Across the entries below, how many lines contain the word "Фамилия"? Give the number alone.

[Begin ROWS]

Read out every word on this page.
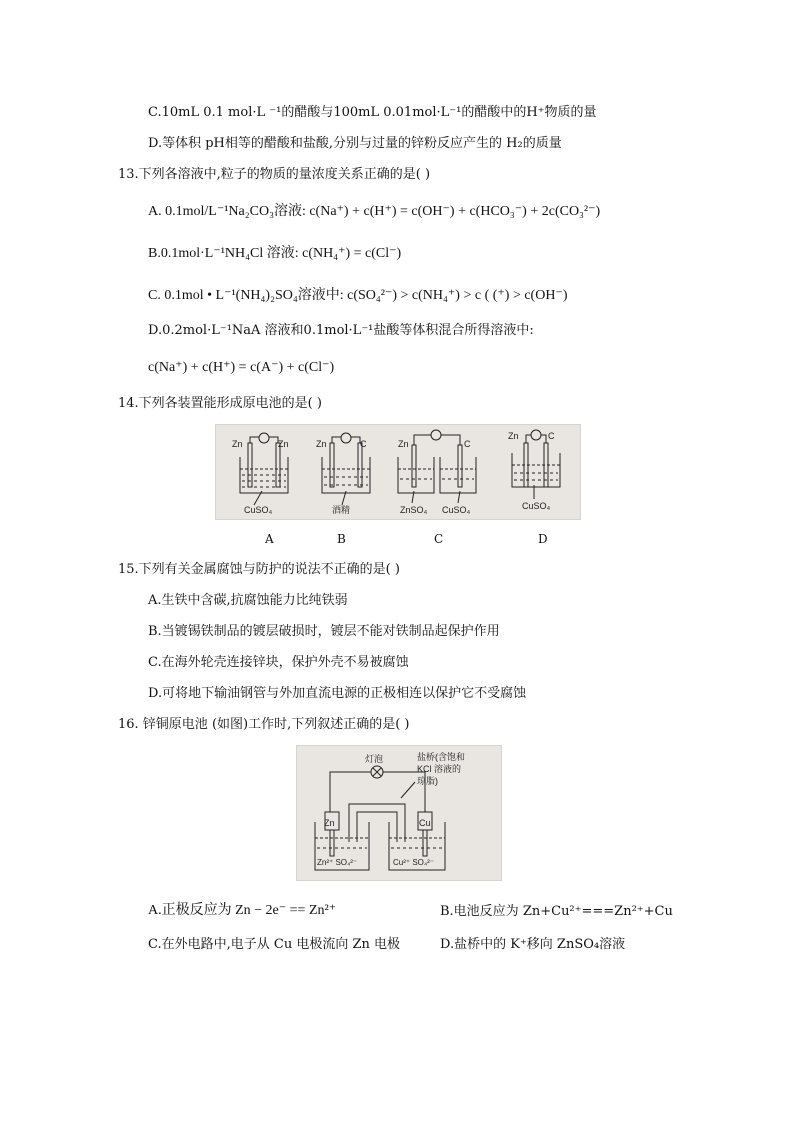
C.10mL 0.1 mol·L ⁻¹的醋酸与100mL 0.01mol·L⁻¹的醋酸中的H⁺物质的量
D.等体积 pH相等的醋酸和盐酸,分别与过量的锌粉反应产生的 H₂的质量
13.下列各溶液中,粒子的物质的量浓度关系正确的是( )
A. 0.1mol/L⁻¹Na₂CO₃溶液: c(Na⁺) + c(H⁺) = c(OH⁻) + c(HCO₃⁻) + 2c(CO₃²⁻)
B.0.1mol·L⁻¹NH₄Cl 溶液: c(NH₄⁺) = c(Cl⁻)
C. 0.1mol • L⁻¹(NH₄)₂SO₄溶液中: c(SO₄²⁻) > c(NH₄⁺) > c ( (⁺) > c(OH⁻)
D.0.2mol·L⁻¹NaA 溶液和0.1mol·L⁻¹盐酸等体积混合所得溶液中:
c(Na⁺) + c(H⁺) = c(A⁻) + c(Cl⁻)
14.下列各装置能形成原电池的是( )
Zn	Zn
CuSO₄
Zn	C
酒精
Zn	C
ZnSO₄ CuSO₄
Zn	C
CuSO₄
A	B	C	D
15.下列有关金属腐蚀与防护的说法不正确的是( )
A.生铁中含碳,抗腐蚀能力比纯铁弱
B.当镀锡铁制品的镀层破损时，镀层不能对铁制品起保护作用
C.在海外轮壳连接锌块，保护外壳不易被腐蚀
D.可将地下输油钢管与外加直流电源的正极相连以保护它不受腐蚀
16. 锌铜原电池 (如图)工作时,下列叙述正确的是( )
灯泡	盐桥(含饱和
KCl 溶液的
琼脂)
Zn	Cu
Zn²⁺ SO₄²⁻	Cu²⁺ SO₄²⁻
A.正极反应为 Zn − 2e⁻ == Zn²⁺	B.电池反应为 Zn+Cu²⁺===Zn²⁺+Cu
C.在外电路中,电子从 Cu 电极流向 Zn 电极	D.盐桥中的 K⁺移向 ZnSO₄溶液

[End ROWS]
[Begin ROWS]

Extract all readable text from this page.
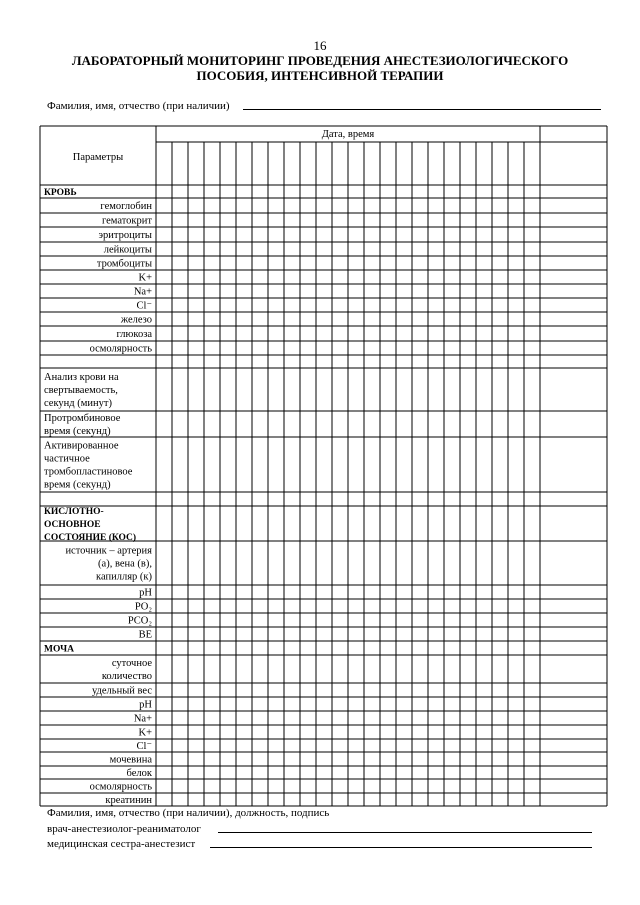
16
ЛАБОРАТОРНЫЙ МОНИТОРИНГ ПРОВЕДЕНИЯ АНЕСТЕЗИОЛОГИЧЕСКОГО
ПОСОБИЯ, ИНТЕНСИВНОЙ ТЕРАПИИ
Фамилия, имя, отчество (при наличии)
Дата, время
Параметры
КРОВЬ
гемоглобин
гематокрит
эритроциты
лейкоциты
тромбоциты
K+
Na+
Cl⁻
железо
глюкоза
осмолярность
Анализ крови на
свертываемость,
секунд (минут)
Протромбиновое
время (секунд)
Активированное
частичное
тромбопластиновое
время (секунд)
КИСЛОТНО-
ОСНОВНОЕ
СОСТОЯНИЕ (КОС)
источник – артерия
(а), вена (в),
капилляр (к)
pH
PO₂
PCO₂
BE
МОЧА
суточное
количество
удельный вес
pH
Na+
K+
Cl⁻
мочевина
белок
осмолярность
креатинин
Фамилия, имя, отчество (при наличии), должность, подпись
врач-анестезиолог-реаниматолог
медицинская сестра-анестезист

[End ROWS]

**TASK SOLUTION:**
2